>> Start

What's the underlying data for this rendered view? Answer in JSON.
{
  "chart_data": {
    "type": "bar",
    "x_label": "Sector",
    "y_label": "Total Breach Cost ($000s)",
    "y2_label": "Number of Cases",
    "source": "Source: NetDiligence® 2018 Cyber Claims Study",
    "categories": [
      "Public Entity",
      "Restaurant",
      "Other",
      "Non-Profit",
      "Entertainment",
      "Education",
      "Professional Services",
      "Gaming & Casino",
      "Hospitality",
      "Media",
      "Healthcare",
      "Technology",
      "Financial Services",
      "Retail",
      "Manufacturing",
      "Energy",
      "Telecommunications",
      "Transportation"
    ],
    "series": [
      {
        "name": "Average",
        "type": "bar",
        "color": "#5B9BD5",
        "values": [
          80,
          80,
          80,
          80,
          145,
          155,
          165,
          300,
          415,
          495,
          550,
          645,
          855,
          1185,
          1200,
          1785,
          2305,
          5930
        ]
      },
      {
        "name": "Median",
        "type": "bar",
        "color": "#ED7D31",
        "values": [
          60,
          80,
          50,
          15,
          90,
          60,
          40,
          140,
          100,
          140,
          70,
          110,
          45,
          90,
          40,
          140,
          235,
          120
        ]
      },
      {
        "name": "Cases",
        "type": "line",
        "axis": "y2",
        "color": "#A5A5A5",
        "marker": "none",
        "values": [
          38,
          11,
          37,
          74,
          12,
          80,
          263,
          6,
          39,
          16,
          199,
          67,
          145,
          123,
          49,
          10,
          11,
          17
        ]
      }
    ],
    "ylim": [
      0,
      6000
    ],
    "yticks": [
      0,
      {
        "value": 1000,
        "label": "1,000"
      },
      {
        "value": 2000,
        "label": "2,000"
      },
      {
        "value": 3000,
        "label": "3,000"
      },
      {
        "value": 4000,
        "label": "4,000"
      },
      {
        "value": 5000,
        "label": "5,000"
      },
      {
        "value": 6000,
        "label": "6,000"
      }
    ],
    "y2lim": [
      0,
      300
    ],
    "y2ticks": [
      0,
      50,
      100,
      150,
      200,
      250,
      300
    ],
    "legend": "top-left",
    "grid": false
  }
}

>> End

_Your instructions:_
Transcribe every entry exactly.

_Full answer:_
What's the underlying data for this rendered view? Answer in JSON.
{
  "chart_data": {
    "type": "bar",
    "x_label": "Sector",
    "y_label": "Total Breach Cost ($000s)",
    "y2_label": "Number of Cases",
    "source": "Source: NetDiligence® 2018 Cyber Claims Study",
    "categories": [
      "Public Entity",
      "Restaurant",
      "Other",
      "Non-Profit",
      "Entertainment",
      "Education",
      "Professional Services",
      "Gaming & Casino",
      "Hospitality",
      "Media",
      "Healthcare",
      "Technology",
      "Financial Services",
      "Retail",
      "Manufacturing",
      "Energy",
      "Telecommunications",
      "Transportation"
    ],
    "series": [
      {
        "name": "Average",
        "type": "bar",
        "color": "#5B9BD5",
        "values": [
          80,
          80,
          80,
          80,
          145,
          155,
          165,
          300,
          415,
          495,
          550,
          645,
          855,
          1185,
          1200,
          1785,
          2305,
          5930
        ]
      },
      {
        "name": "Median",
        "type": "bar",
        "color": "#ED7D31",
        "values": [
          60,
          80,
          50,
          15,
          90,
          60,
          40,
          140,
          100,
          140,
          70,
          110,
          45,
          90,
          40,
          140,
          235,
          120
        ]
      },
      {
        "name": "Cases",
        "type": "line",
        "axis": "y2",
        "color": "#A5A5A5",
        "marker": "none",
        "values": [
          38,
          11,
          37,
          74,
          12,
          80,
          263,
          6,
          39,
          16,
          199,
          67,
          145,
          123,
          49,
          10,
          11,
          17
        ]
      }
    ],
    "ylim": [
      0,
      6000
    ],
    "yticks": [
      0,
      {
        "value": 1000,
        "label": "1,000"
      },
      {
        "value": 2000,
        "label": "2,000"
      },
      {
        "value": 3000,
        "label": "3,000"
      },
      {
        "value": 4000,
        "label": "4,000"
      },
      {
        "value": 5000,
        "label": "5,000"
      },
      {
        "value": 6000,
        "label": "6,000"
      }
    ],
    "y2lim": [
      0,
      300
    ],
    "y2ticks": [
      0,
      50,
      100,
      150,
      200,
      250,
      300
    ],
    "legend": "top-left",
    "grid": false
  }
}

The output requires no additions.